WHAT YOU SHOULD DO: Identify the line in which "Serialize everything readable" appears, then reproduce that line and all remaining lines of the records word for word.
──────── DATA PROVIDED
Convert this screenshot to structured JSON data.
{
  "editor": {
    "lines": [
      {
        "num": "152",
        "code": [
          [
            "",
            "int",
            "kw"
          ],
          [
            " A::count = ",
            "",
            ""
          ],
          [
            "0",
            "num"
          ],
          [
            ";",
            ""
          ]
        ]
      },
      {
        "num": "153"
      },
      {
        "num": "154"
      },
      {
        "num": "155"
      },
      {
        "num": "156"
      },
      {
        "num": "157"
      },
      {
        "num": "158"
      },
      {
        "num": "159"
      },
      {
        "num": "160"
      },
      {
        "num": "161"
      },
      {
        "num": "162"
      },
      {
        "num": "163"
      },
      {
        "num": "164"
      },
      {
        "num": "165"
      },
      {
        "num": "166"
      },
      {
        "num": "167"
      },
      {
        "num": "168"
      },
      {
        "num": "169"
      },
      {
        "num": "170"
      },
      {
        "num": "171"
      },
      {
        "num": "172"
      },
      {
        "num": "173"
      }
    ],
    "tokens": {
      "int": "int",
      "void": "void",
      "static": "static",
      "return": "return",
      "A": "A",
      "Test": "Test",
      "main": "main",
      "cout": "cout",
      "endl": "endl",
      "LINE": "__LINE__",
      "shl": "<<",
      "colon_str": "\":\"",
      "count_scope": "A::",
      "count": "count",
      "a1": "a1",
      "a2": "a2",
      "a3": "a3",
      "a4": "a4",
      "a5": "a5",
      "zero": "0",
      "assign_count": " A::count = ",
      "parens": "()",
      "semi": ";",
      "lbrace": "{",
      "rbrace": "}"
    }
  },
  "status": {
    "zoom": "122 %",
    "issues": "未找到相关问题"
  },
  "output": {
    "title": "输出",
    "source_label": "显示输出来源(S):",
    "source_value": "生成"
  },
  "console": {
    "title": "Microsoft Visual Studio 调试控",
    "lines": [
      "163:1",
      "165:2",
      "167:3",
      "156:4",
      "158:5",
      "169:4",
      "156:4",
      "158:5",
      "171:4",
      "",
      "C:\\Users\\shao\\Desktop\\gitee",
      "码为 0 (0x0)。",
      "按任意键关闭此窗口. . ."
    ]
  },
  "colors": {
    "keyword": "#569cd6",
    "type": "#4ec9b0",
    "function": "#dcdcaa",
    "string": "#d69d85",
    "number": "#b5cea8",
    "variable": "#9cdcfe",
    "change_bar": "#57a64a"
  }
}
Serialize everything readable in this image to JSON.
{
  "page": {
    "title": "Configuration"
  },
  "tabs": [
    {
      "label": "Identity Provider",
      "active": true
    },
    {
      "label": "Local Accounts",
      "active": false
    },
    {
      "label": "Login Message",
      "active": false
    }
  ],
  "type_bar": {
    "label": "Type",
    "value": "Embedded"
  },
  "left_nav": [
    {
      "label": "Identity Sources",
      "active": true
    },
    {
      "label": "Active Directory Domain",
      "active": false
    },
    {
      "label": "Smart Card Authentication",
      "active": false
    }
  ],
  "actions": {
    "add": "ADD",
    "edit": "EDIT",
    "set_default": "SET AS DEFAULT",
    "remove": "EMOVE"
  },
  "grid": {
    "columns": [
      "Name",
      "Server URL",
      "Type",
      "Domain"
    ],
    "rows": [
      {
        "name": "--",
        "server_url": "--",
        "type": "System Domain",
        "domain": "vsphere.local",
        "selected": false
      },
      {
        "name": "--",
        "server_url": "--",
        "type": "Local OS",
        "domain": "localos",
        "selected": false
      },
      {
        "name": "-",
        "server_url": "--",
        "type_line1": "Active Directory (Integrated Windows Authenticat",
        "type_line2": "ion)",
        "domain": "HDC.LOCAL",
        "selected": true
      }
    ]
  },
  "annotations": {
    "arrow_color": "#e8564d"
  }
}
────────────────
SOLUTION:
Serialize everything readable in this image to JSON.
{
  "page": {
    "title": "Configuration"
  },
  "tabs": [
    {
      "label": "Identity Provider",
      "active": true
    },
    {
      "label": "Local Accounts",
      "active": false
    },
    {
      "label": "Login Message",
      "active": false
    }
  ],
  "type_bar": {
    "label": "Type",
    "value": "Embedded"
  },
  "left_nav": [
    {
      "label": "Identity Sources",
      "active": true
    },
    {
      "label": "Active Directory Domain",
      "active": false
    },
    {
      "label": "Smart Card Authentication",
      "active": false
    }
  ],
  "actions": {
    "add": "ADD",
    "edit": "EDIT",
    "set_default": "SET AS DEFAULT",
    "remove": "EMOVE"
  },
  "grid": {
    "columns": [
      "Name",
      "Server URL",
      "Type",
      "Domain"
    ],
    "rows": [
      {
        "name": "--",
        "server_url": "--",
        "type": "System Domain",
        "domain": "vsphere.local",
        "selected": false
      },
      {
        "name": "--",
        "server_url": "--",
        "type": "Local OS",
        "domain": "localos",
        "selected": false
      },
      {
        "name": "-",
        "server_url": "--",
        "type_line1": "Active Directory (Integrated Windows Authenticat",
        "type_line2": "ion)",
        "domain": "HDC.LOCAL",
        "selected": true
      }
    ]
  },
  "annotations": {
    "arrow_color": "#e8564d"
  }
}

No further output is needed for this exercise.